◆ **Stated task**:
Pull out every line with the word "cells" from the entries below.

◆ **Recorded information**:
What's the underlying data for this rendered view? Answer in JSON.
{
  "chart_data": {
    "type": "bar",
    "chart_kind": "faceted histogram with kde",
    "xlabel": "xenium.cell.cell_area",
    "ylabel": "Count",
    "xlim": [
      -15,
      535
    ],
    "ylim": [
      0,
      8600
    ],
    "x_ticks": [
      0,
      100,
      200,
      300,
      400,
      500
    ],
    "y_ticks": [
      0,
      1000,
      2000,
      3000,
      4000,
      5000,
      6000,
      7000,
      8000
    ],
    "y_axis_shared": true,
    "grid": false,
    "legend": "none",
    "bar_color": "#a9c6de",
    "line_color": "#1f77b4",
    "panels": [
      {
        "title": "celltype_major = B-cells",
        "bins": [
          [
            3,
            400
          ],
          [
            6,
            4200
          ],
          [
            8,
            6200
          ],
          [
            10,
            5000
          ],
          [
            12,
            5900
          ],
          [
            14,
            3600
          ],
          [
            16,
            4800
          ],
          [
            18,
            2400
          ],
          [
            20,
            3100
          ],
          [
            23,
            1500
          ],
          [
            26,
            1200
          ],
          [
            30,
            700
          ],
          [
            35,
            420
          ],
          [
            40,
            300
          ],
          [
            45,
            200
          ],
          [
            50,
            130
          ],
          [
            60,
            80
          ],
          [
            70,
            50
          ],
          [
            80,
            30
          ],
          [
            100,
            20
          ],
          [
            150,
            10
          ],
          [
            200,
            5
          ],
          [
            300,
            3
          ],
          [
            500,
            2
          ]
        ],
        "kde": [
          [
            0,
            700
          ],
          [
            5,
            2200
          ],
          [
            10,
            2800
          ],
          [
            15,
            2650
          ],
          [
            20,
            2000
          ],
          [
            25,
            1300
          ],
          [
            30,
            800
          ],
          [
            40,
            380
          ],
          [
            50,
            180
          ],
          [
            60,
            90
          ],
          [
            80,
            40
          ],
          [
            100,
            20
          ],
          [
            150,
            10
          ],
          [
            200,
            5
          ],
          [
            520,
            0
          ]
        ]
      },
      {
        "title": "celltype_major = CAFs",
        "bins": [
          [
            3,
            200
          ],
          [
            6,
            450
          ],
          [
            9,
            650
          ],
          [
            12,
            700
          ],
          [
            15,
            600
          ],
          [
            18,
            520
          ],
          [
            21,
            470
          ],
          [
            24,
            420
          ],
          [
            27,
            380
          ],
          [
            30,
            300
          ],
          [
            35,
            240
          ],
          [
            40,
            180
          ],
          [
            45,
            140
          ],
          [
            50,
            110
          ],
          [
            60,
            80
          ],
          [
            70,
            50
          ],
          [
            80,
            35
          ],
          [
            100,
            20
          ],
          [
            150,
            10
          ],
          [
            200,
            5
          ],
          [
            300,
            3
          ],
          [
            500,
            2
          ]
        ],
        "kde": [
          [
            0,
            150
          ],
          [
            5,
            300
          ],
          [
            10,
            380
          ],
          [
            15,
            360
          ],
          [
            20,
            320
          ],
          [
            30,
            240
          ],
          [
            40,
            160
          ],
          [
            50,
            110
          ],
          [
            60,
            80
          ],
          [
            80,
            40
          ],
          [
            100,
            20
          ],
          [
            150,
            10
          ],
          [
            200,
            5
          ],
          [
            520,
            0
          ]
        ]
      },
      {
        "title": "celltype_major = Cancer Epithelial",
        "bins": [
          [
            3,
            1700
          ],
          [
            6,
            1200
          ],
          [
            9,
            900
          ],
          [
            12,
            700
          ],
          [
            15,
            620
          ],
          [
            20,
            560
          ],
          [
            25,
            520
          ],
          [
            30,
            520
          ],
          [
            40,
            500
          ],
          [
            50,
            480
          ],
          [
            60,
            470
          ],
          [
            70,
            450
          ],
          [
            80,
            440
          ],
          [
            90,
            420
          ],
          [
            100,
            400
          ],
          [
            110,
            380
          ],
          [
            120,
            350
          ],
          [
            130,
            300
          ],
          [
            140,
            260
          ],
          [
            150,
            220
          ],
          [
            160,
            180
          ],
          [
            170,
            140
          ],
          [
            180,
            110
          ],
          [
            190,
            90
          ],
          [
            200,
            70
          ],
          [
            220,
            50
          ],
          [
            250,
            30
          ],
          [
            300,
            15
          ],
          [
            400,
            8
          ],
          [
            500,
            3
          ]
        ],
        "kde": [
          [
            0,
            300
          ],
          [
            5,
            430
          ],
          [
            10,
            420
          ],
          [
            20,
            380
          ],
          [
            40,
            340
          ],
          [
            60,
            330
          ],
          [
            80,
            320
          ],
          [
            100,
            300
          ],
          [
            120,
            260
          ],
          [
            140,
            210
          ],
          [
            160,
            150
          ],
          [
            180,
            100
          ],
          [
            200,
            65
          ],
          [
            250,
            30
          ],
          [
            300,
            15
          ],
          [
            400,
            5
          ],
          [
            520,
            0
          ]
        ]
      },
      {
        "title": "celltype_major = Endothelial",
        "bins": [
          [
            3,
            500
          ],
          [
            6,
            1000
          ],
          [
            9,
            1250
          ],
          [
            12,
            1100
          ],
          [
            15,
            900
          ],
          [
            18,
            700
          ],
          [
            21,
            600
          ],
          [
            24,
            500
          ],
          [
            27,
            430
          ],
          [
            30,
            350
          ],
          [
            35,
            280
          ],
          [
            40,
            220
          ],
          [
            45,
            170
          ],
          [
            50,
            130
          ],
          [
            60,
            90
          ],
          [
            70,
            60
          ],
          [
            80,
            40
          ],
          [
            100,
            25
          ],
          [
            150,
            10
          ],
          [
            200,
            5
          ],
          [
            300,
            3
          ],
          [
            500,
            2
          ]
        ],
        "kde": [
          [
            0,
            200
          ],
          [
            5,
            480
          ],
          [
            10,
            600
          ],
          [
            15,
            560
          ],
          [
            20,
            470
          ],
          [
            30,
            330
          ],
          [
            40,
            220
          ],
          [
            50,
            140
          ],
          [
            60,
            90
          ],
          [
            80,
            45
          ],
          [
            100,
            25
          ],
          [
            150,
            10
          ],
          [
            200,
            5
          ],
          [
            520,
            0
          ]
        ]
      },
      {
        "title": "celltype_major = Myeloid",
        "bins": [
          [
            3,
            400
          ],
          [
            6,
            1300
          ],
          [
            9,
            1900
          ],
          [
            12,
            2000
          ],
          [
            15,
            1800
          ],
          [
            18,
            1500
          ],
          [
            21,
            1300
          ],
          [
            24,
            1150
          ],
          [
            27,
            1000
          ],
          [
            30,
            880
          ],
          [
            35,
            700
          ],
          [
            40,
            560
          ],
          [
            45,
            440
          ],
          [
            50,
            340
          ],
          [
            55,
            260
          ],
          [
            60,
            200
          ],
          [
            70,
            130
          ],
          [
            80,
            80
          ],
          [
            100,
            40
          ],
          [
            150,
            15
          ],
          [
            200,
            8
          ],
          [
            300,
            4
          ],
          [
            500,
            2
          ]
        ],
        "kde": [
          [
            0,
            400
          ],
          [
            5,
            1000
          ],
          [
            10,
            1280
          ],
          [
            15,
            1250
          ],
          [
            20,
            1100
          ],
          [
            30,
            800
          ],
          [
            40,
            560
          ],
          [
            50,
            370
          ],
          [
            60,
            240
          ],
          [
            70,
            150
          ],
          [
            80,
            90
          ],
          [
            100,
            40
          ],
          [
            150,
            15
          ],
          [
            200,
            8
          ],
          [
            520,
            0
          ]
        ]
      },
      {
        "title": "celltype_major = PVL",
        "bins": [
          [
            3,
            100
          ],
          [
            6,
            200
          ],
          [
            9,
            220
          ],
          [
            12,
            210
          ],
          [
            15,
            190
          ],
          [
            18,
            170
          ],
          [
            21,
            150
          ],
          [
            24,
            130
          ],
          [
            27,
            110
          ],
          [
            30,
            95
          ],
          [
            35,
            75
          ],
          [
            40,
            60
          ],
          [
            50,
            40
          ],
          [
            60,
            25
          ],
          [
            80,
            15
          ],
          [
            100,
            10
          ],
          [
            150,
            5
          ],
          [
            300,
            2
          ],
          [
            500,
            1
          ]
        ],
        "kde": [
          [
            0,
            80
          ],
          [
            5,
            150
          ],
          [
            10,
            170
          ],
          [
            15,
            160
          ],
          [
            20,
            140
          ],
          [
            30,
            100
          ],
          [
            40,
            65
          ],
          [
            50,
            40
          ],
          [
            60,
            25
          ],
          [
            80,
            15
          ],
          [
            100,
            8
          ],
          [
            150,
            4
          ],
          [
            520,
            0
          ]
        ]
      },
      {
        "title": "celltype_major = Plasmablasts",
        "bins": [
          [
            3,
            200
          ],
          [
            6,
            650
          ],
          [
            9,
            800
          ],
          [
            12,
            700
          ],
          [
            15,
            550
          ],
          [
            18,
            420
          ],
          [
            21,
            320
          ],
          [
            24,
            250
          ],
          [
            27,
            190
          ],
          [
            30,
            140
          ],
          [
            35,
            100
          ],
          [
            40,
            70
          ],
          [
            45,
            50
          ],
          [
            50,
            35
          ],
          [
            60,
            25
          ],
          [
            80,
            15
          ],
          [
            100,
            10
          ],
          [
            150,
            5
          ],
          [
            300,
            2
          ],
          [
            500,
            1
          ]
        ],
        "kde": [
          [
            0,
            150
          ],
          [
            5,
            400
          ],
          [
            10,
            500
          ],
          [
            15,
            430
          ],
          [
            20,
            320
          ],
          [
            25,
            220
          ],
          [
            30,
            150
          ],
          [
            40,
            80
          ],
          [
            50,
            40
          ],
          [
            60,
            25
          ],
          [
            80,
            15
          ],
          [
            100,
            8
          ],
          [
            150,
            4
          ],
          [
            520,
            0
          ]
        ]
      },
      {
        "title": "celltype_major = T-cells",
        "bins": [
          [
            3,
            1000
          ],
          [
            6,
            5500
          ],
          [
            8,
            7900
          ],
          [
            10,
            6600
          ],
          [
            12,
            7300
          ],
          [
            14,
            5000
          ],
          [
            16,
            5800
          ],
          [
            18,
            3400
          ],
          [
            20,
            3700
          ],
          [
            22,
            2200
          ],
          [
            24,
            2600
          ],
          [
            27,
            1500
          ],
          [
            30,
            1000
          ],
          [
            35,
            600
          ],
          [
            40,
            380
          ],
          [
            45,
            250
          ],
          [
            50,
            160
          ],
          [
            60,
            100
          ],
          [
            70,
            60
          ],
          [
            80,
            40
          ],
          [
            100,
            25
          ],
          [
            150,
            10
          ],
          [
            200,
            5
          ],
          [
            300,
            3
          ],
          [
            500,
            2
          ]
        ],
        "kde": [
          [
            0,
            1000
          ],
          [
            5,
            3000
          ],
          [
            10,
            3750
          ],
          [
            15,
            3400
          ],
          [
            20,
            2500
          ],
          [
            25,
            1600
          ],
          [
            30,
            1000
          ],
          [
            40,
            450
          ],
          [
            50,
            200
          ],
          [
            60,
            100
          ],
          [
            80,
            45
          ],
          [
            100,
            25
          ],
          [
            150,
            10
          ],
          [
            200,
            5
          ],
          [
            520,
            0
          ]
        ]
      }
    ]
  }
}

◆ **Answer for this exercise**:
        "title": "celltype_major = B-cells",
        "title": "celltype_major = T-cells",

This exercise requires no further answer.